▸ Exercise objective:
In the entries below, count each line holding the word "name". Answer with the total alone.
>>>
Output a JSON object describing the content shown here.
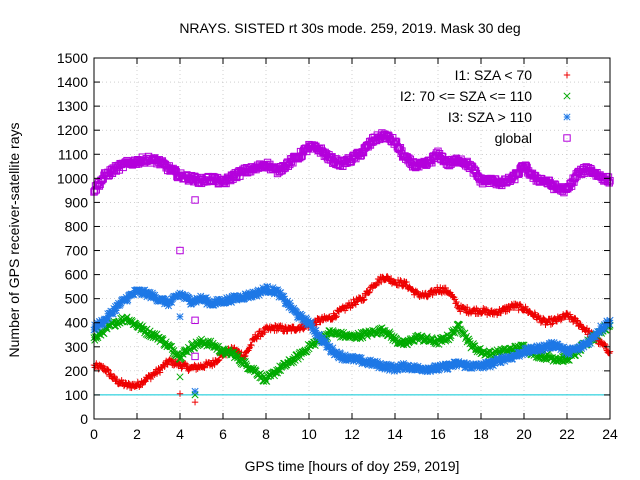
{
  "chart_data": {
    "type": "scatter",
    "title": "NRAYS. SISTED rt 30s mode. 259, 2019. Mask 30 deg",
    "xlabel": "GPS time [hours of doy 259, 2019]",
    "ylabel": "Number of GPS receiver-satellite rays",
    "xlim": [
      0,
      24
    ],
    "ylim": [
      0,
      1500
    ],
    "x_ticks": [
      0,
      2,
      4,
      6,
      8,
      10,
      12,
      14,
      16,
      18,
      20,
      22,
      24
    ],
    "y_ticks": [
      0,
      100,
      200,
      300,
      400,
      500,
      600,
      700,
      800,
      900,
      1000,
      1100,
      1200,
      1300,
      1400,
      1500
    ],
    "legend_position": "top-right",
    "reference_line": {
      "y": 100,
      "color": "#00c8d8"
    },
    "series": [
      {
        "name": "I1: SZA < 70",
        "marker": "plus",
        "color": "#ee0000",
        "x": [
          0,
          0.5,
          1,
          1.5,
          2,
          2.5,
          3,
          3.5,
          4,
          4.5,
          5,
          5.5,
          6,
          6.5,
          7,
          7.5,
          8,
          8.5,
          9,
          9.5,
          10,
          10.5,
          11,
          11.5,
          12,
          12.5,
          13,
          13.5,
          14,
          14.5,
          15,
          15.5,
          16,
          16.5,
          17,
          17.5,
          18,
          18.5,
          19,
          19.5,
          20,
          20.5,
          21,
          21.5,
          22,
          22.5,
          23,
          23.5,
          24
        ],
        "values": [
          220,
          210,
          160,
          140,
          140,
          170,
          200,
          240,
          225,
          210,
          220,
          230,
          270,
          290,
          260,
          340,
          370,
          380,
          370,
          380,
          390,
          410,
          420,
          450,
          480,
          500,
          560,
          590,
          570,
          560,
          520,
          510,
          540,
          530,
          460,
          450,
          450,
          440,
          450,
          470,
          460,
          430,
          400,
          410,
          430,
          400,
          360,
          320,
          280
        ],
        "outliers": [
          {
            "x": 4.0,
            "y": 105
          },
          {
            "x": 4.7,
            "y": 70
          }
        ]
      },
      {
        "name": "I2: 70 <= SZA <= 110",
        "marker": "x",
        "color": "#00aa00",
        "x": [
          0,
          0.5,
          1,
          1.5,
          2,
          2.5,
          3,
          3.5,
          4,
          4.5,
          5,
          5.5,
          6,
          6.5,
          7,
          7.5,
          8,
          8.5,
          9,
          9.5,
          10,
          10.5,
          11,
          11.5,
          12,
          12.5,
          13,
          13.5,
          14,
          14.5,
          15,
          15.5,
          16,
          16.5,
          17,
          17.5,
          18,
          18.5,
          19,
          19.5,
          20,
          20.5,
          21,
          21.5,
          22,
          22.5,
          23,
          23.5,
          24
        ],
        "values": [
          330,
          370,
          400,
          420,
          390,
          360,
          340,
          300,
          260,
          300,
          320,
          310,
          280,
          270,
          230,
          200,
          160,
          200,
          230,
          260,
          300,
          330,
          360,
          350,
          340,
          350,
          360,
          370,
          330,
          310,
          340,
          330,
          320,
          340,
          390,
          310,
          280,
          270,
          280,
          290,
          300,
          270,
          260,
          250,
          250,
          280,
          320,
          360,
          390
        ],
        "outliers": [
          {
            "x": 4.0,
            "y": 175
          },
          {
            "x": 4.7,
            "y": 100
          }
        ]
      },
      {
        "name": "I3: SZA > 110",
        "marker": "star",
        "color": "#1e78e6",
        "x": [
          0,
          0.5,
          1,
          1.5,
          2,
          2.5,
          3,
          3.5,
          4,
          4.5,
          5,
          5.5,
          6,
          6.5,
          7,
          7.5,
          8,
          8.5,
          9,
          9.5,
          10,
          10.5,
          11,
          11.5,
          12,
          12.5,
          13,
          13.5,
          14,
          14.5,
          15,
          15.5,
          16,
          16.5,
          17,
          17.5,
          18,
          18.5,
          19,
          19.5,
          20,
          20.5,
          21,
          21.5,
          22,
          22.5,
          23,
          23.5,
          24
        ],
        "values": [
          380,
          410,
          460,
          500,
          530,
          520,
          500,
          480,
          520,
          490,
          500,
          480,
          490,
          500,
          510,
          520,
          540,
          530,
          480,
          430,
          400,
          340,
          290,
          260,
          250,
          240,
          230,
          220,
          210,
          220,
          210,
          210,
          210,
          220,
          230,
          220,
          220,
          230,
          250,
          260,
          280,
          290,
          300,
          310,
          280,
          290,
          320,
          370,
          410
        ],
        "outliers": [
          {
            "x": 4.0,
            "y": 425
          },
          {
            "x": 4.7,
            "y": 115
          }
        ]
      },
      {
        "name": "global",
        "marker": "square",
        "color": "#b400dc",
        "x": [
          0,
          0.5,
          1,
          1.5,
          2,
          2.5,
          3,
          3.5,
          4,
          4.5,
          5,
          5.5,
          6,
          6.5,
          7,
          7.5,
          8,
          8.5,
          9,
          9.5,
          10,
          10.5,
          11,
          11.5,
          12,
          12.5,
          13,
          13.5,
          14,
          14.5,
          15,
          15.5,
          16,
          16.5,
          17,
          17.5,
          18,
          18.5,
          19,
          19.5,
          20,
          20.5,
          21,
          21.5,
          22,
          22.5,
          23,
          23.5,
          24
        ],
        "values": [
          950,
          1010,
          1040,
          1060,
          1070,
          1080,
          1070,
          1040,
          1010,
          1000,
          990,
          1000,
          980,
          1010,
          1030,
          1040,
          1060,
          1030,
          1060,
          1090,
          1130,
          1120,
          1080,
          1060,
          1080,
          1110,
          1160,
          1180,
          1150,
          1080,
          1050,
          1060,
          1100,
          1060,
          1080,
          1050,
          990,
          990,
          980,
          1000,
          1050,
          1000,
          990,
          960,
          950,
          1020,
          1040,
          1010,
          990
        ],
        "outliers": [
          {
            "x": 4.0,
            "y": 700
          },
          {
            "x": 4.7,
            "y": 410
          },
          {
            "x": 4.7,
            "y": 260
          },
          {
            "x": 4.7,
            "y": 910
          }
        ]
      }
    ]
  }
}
<<<
>>>
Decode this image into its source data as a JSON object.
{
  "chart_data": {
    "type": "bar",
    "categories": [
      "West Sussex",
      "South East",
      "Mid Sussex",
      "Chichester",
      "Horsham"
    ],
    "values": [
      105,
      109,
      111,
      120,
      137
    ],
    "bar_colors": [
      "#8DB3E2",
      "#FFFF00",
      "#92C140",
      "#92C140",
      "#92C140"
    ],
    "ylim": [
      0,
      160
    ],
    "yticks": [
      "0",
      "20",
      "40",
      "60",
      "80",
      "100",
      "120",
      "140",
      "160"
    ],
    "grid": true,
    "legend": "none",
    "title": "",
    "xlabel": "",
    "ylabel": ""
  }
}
<<<
▸ Output for this exercise:
4